Objective - Repeat the records verbatim and leave the pictures out of your copy.

[Data excerpts]
— BEGIN —

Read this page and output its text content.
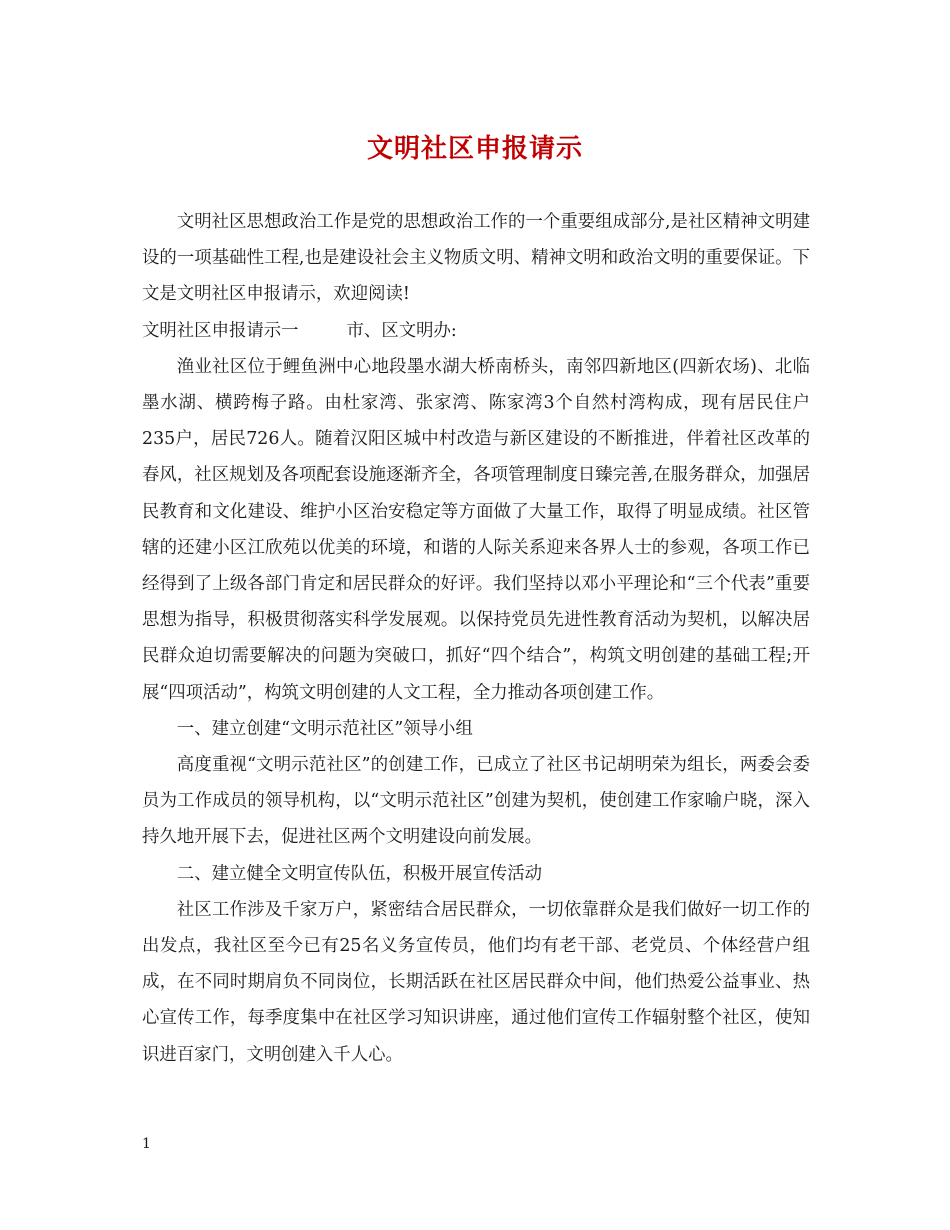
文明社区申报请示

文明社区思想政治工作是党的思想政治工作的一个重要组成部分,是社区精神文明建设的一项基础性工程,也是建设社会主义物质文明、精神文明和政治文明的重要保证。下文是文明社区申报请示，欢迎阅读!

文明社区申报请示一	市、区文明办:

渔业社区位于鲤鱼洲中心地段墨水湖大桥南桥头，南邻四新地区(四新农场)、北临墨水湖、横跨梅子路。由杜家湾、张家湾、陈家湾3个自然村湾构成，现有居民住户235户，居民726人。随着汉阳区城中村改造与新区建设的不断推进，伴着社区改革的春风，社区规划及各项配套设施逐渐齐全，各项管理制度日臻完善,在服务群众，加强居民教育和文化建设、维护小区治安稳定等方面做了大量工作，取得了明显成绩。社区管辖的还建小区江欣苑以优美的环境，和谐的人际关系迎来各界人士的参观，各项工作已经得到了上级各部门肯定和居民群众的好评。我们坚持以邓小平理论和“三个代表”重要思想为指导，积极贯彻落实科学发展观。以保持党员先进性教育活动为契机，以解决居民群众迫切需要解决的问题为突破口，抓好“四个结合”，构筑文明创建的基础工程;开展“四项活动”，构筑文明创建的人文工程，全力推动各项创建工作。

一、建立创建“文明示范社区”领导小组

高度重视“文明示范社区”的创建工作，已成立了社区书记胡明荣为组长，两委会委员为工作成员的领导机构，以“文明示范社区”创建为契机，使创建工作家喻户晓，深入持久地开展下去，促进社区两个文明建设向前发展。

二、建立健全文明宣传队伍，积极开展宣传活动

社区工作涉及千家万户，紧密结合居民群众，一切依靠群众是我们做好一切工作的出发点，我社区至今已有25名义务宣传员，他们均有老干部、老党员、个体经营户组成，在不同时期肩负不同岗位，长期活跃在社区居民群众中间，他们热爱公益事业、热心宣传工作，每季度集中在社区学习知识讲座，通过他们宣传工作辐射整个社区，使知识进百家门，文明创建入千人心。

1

— END —

Solution to this task -
Read this page and output its text content.
文明社区申报请示

文明社区思想政治工作是党的思想政治工作的一个重要组成部分,是社区精神文明建设的一项基础性工程,也是建设社会主义物质文明、精神文明和政治文明的重要保证。下文是文明社区申报请示，欢迎阅读!

文明社区申报请示一	市、区文明办:

渔业社区位于鲤鱼洲中心地段墨水湖大桥南桥头，南邻四新地区(四新农场)、北临墨水湖、横跨梅子路。由杜家湾、张家湾、陈家湾3个自然村湾构成，现有居民住户235户，居民726人。随着汉阳区城中村改造与新区建设的不断推进，伴着社区改革的春风，社区规划及各项配套设施逐渐齐全，各项管理制度日臻完善,在服务群众，加强居民教育和文化建设、维护小区治安稳定等方面做了大量工作，取得了明显成绩。社区管辖的还建小区江欣苑以优美的环境，和谐的人际关系迎来各界人士的参观，各项工作已经得到了上级各部门肯定和居民群众的好评。我们坚持以邓小平理论和“三个代表”重要思想为指导，积极贯彻落实科学发展观。以保持党员先进性教育活动为契机，以解决居民群众迫切需要解决的问题为突破口，抓好“四个结合”，构筑文明创建的基础工程;开展“四项活动”，构筑文明创建的人文工程，全力推动各项创建工作。

一、建立创建“文明示范社区”领导小组

高度重视“文明示范社区”的创建工作，已成立了社区书记胡明荣为组长，两委会委员为工作成员的领导机构，以“文明示范社区”创建为契机，使创建工作家喻户晓，深入持久地开展下去，促进社区两个文明建设向前发展。

二、建立健全文明宣传队伍，积极开展宣传活动

社区工作涉及千家万户，紧密结合居民群众，一切依靠群众是我们做好一切工作的出发点，我社区至今已有25名义务宣传员，他们均有老干部、老党员、个体经营户组成，在不同时期肩负不同岗位，长期活跃在社区居民群众中间，他们热爱公益事业、热心宣传工作，每季度集中在社区学习知识讲座，通过他们宣传工作辐射整个社区，使知识进百家门，文明创建入千人心。

1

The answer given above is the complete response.